● ОТРЫВОК:

Деконструкция как мировосприятие. Смысл деконструктивизма в урбанизме и в развитии социума, созидание разрушением? Культура отмены деконструирует историю и ее смыслы.
Существование изображения архитектурной деструкции1 в искусстве можно проследить около пяти веков. Так, в средневековой живописи образы полуразрушенных храмов можно трактовать как символику разрушения старой веры, старого мира – например, в полотнах П. Веронезе «Поклонение волхвов», С. Ботичелли «Наказание левитов», произведениях И. Босха и др. В более поздние века в творчестве К. Лоррена, Д.Б. Пиранези они воспринимаются как напоминание о скоротечности времени и загадках истории, что выглядит органично на фоне научно – технических достижений того времени. В мироощущении художника образ руин уже традиционно имеет эстетическое и философское значение, подчеркивая дистанцию эпох, значительность изменений и даже мелкость жанровых сцен на фоне событий природы и величия руин древних цивилизаций. Естественной культурной эволюцией этих образов становится игра художников в деконструкцию всего. В разрушении, трансформации и других изменениях формы в импрессионизме, абстракционизме, сюрреализме и других новаторских течениях конца ХІХ – начала ХХ веков мне видится отражение глубинного мировоззренческого состояния деконструкции, проявленного тотально (бумага и холст всё стерпят). Одновременное вырастание «куста» художественных литературных и философских2 проявлений деконструктивизма совпало с научно-технологическим рывком, открывающего новые горизонты для осознания себя в мире широкими слоями населения, с появлением массового производства и его профанационным тиражированием наиболее понятных образов. «Превращение радикальных эстетически течений в декоративные приёмы совершенно закономерно. Идеи Гогена и Ван Гога, революционеров в искусстве, через некоторое время редуцировались в изящные приёмы оформления тканей и обоев. В наши дни все происходит гораздо быстрее. Можно даже говорить о “гламуризации” стилей. Деррида интересовался “деконом” в одежде не меньше, чем деконструктивизмом в архитектуре. Падение престижа строгого европейского костюма в парижской моде в большой степени принадлежит ему.»3
Натуралистическая реализация этого образного ряда в ландшафтных парках ХІХ века свидетельствует о его востребованности, возможно усиленной на фоне просветительских исканий в элитарных слоях общества. Впрочем, как и всякая сильная эстетичекая идея, эти образы постепенно становятся продуктом массового потребления и используются как один из стандартных элементов декора, граничащего с популярным штампом.

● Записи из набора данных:
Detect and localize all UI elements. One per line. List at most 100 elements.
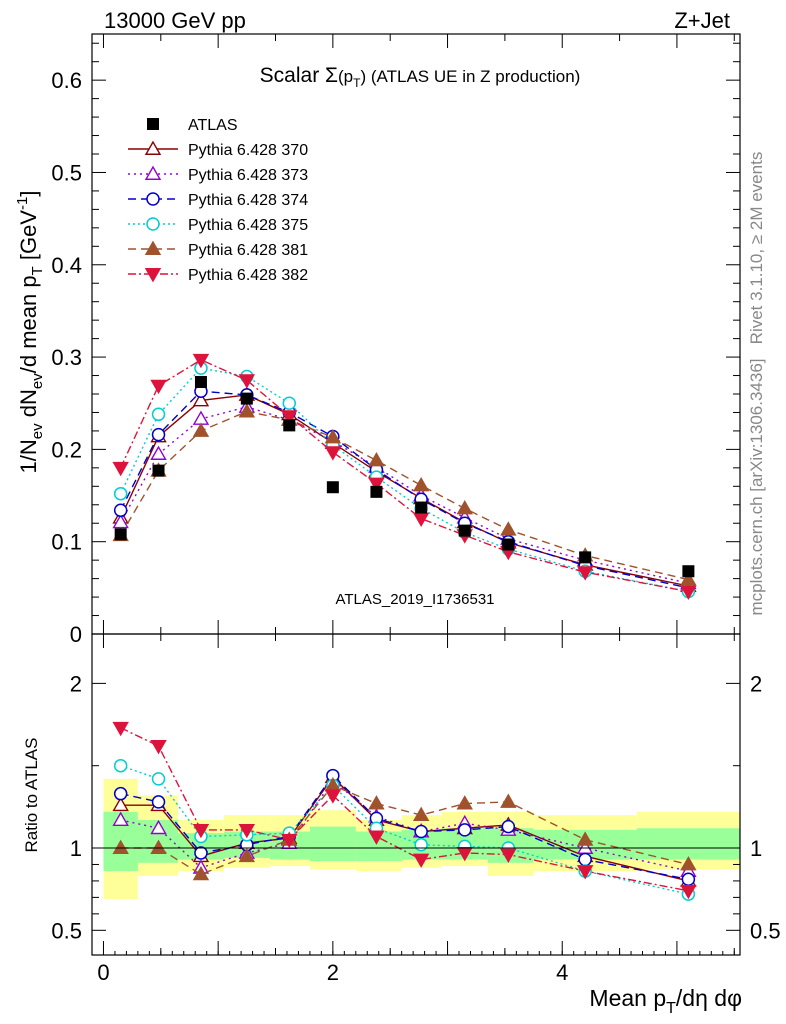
ratio-point	[456, 795, 473, 810]
legend-marker-4	[144, 240, 162, 255]
atlas-data-point	[283, 419, 296, 432]
ratio-line-5	[120, 727, 689, 892]
legend-marker-atlas	[147, 118, 159, 130]
series-point	[192, 422, 210, 437]
ratio-point	[112, 796, 129, 812]
y-tick-label: 0.1	[51, 530, 82, 555]
series-line-4	[120, 410, 689, 581]
ratio-tick-label-right: 0.5	[750, 918, 781, 943]
ratio-point	[281, 833, 298, 849]
ratio-point	[576, 865, 594, 880]
ratio-point	[457, 823, 472, 837]
ratio-tick-label: 0.5	[51, 918, 82, 943]
legend-marker-3	[146, 217, 160, 231]
ratio-point	[324, 789, 342, 804]
ratio-point	[151, 772, 166, 786]
series-point	[576, 566, 594, 581]
ratio-point	[238, 823, 256, 839]
series-point	[412, 476, 430, 492]
ratio-line-4	[120, 784, 689, 876]
ratio-point	[501, 819, 516, 834]
series-point	[324, 428, 342, 444]
series-point	[680, 571, 697, 586]
ratio-line-3	[120, 765, 689, 895]
ratio-point	[150, 739, 167, 755]
series-point	[456, 500, 473, 515]
series-point	[368, 477, 385, 492]
y-tick-label: 0.4	[51, 253, 82, 278]
atlas-data-point	[194, 376, 207, 388]
series-point	[412, 512, 430, 528]
x-axis-label: Mean pT/dη dφ	[589, 985, 742, 1017]
ratio-y-axis-label: Ratio to ATLAS	[22, 738, 41, 853]
inner-band-segment	[636, 828, 740, 860]
series-line-3	[120, 367, 689, 593]
y-tick-label: 0	[70, 622, 82, 647]
series-point	[500, 521, 517, 536]
x-tick-label: 2	[327, 960, 339, 985]
legend-label-4: Pythia 6.428 381	[188, 242, 308, 259]
ratio-point	[238, 847, 256, 863]
y-tick-label: 0.2	[51, 437, 82, 462]
series-point	[282, 396, 297, 410]
series-line-0	[120, 394, 689, 587]
ratio-point	[412, 853, 430, 868]
ratio-point	[368, 830, 385, 845]
ratio-point	[578, 852, 592, 867]
legend-label-5: Pythia 6.428 382	[188, 267, 308, 284]
series-point	[150, 379, 167, 395]
ratio-point	[368, 795, 385, 810]
ratio-tick-label: 1	[70, 836, 82, 861]
legend-marker-5	[144, 268, 162, 283]
mcplots-label: mcplots.cern.ch [arXiv:1306.3436]	[747, 358, 766, 615]
ratio-point	[680, 856, 697, 871]
y-tick-label: 0.5	[51, 160, 82, 185]
y-axis-label: 1/Nev dNev/d mean pT [GeV-1]	[14, 191, 46, 474]
ratio-tick-label-right: 1	[750, 836, 762, 861]
y-tick-label: 0.6	[51, 68, 82, 93]
series-point	[281, 410, 298, 425]
ratio-point	[192, 865, 210, 881]
series-point	[192, 392, 210, 407]
series-point	[368, 452, 385, 467]
legend-marker-2	[146, 192, 160, 206]
series-point	[151, 407, 166, 422]
legend-label-1: Pythia 6.428 373	[188, 167, 308, 184]
header-right-label: Z+Jet	[674, 8, 730, 33]
series-line-5	[120, 359, 689, 593]
atlas-data-point	[458, 524, 471, 537]
ratio-plot-series	[112, 721, 697, 901]
ratio-point	[150, 819, 167, 835]
axis-ticks: 0 2 4 0 0.1 0.2 0.3 0.4 0.5 0.6 0.5 0.5 1 1 2 2	[51, 34, 781, 985]
x-tick-label: 4	[556, 960, 568, 985]
atlas-data-point	[370, 485, 383, 498]
series-point	[113, 486, 128, 501]
ratio-point	[414, 824, 428, 839]
series-point	[112, 461, 129, 477]
ratio-point	[112, 721, 129, 737]
series-point	[113, 503, 128, 518]
legend-marker-0	[144, 140, 162, 155]
series-point	[238, 374, 256, 389]
series-line-2	[120, 390, 689, 589]
ratio-point	[680, 884, 697, 900]
ratio-tick-label: 2	[70, 671, 82, 696]
ratio-point	[414, 837, 428, 852]
series-point	[680, 585, 697, 600]
ratio-point	[113, 758, 128, 773]
y-tick-label: 0.3	[51, 345, 82, 370]
atlas-data-point	[326, 481, 339, 494]
ratio-point	[412, 806, 430, 822]
series-point	[192, 353, 210, 369]
atlas-data-point	[682, 565, 695, 578]
series-point	[150, 445, 167, 460]
atlas-data-point	[152, 464, 165, 477]
atlas-data-point	[579, 551, 592, 564]
atlas-data-point	[114, 528, 127, 541]
ratio-tick-label-right: 2	[750, 671, 762, 696]
ratio-line-2	[120, 774, 689, 880]
series-point	[324, 446, 342, 461]
ratio-point	[192, 823, 210, 839]
ratio-point	[112, 839, 129, 854]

● ЧТО ТРЕБУЕТСЯ:
1. Перечислите всех художников, которые названы в отрывке.
2. Объясните, почему образы руин, согласно отрывку, со временем стали одним из стандартных элементов декора.
Для ответов используйте только отрывок.

● ИТОГИ РАБОТЫ:
1. П. Веронезе, С. Ботичелли, И. Босх, К. Лоррен, Д.Б. Пиранези, Гоген, Ван Гог.

2. Эти образы были сильной эстетической идеей, а всякая такая идея постепенно становится продуктом массового потребления. Поэтому руины стали использоваться как стандартный элемент декора, граничащего с популярным штампом.